* What to work on: Copy each line below that contains "Pore".

(Data entries for graphics)

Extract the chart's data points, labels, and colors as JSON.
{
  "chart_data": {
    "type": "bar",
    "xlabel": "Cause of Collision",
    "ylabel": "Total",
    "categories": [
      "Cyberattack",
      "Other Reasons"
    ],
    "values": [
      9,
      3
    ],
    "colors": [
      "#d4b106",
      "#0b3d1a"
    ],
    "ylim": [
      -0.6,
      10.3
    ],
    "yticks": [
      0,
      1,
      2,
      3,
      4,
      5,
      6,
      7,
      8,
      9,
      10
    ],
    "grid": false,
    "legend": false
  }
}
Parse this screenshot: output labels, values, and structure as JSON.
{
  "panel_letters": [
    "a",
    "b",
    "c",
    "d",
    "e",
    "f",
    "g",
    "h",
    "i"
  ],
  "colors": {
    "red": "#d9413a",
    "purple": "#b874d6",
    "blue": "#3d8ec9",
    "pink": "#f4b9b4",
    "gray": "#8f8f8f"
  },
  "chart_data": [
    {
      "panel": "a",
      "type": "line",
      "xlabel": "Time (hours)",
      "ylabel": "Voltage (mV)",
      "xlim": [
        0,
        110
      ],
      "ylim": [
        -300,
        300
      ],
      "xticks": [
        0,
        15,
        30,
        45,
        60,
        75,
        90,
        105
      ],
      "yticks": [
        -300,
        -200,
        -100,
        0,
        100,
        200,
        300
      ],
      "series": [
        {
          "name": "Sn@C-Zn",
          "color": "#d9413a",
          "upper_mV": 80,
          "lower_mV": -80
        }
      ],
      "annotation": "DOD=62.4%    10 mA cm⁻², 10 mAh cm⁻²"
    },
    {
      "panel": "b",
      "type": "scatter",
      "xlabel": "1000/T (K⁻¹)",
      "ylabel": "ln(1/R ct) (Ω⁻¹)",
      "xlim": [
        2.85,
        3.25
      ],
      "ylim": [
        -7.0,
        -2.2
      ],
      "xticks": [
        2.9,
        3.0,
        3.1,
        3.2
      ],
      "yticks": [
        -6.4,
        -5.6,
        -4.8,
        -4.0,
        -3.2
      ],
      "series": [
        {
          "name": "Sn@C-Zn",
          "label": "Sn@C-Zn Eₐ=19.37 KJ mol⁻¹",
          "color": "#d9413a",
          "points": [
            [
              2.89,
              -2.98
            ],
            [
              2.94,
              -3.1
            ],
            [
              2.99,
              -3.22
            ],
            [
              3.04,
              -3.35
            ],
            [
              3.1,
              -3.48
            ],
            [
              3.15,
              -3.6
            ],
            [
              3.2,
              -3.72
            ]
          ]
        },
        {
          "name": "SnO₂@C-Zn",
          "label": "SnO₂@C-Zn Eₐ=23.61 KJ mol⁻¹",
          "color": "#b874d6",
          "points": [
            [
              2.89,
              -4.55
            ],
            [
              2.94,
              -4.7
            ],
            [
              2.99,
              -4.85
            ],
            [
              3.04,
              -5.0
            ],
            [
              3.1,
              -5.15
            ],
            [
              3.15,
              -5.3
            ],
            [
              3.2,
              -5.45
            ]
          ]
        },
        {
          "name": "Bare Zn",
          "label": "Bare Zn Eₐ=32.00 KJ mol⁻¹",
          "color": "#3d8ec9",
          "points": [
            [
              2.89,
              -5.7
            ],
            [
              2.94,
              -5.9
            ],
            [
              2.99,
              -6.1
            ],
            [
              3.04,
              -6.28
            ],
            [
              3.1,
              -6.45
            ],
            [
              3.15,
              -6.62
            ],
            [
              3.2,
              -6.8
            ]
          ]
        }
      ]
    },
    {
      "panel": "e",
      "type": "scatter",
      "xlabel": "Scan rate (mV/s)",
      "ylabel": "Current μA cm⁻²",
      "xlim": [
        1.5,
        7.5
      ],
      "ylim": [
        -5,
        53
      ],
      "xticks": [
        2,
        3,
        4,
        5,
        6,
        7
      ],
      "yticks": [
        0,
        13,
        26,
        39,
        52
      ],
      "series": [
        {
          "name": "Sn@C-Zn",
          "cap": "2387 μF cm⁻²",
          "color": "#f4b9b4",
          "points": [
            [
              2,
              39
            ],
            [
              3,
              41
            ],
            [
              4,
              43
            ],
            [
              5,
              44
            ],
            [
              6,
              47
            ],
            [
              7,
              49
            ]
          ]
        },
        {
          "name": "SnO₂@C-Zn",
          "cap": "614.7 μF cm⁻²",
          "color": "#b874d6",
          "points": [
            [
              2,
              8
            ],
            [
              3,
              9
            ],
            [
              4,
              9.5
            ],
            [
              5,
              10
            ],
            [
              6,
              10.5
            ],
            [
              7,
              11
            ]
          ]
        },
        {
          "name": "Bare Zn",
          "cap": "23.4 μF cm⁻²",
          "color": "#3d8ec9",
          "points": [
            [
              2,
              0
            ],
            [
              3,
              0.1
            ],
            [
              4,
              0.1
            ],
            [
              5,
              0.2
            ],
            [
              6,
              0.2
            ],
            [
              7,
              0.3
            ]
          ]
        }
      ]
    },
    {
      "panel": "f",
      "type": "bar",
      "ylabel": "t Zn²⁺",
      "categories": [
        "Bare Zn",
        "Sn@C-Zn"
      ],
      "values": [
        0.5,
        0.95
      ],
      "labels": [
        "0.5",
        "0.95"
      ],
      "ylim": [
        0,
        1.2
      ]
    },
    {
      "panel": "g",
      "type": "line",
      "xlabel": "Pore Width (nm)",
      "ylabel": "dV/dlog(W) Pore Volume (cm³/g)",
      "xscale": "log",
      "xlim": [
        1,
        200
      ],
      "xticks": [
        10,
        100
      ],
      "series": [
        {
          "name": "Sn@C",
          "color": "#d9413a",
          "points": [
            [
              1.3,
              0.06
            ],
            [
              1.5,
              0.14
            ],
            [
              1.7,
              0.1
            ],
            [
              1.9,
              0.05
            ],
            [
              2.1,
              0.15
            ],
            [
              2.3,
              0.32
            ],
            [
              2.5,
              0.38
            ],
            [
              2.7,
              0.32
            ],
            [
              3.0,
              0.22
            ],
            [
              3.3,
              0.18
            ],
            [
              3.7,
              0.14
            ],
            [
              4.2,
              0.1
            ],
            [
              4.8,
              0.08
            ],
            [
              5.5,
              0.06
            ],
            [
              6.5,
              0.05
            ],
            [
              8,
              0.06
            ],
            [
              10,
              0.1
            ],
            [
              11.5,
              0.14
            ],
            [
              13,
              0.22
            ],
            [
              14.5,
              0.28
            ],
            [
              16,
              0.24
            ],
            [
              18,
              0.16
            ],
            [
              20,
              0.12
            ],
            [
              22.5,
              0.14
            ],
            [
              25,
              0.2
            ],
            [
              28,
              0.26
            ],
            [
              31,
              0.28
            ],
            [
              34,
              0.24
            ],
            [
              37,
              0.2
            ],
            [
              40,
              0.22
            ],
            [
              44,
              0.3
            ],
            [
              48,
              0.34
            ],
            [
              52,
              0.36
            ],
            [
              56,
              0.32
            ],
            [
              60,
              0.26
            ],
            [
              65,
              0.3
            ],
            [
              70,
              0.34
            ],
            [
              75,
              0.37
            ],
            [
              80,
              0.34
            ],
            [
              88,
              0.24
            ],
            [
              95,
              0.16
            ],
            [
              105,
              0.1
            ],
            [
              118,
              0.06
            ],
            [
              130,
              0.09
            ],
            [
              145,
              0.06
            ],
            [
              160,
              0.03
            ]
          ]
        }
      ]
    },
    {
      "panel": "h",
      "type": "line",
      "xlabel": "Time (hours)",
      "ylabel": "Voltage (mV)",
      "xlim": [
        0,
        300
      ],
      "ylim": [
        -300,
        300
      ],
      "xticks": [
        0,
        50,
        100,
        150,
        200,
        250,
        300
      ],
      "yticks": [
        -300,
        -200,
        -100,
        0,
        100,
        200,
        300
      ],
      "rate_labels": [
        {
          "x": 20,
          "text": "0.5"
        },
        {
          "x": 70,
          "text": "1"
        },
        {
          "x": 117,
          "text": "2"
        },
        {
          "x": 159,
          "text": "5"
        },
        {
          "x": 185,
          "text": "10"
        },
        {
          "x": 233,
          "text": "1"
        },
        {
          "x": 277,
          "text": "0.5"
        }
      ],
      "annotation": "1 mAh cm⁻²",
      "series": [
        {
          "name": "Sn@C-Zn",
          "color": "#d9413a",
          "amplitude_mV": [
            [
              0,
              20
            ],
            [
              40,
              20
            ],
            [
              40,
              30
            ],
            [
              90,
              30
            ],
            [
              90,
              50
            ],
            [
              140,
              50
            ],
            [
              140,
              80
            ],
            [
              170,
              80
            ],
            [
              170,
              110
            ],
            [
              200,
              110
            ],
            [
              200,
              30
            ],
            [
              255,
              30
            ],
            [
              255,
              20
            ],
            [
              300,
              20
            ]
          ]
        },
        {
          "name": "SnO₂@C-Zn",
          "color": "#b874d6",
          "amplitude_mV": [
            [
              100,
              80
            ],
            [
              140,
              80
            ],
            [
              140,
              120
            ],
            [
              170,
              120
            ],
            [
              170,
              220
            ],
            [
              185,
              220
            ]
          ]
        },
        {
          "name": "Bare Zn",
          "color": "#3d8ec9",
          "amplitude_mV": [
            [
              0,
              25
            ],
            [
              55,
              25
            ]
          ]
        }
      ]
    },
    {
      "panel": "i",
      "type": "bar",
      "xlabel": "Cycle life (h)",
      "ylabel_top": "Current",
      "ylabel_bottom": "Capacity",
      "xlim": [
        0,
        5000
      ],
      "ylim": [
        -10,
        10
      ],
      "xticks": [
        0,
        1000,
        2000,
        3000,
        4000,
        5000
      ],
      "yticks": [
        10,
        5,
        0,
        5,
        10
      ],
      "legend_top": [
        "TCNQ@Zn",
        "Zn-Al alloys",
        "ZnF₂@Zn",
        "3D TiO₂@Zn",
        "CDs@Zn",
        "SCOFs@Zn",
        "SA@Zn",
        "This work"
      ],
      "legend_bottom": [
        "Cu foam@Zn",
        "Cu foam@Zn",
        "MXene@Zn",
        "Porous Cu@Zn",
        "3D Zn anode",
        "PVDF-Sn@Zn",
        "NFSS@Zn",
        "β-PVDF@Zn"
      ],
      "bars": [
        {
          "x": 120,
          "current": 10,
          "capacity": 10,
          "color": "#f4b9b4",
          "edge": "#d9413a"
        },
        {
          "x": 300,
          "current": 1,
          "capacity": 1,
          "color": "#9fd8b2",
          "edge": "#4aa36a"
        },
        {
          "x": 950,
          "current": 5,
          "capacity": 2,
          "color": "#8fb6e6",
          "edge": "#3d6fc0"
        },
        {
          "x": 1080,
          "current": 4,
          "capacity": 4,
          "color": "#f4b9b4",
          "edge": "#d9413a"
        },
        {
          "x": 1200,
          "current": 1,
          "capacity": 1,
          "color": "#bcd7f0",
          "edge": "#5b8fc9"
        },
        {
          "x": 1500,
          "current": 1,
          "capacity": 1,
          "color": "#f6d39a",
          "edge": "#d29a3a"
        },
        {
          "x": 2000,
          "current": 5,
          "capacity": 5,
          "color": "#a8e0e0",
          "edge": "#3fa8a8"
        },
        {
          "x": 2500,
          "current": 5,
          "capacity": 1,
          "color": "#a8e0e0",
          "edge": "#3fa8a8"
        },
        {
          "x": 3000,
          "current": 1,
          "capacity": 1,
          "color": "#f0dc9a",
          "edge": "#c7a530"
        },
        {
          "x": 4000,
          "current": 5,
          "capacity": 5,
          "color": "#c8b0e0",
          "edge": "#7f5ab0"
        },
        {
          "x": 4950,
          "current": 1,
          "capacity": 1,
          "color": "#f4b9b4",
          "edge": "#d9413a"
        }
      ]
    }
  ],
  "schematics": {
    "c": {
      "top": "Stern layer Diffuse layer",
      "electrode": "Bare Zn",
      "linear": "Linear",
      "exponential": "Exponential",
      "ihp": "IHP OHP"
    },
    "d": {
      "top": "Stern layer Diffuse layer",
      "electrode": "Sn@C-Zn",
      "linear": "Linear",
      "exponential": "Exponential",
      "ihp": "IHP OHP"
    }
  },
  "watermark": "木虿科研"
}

* Result of this exercise:
      "xlabel": "Pore Width (nm)",
      "ylabel": "dV/dlog(W) Pore Volume (cm³/g)",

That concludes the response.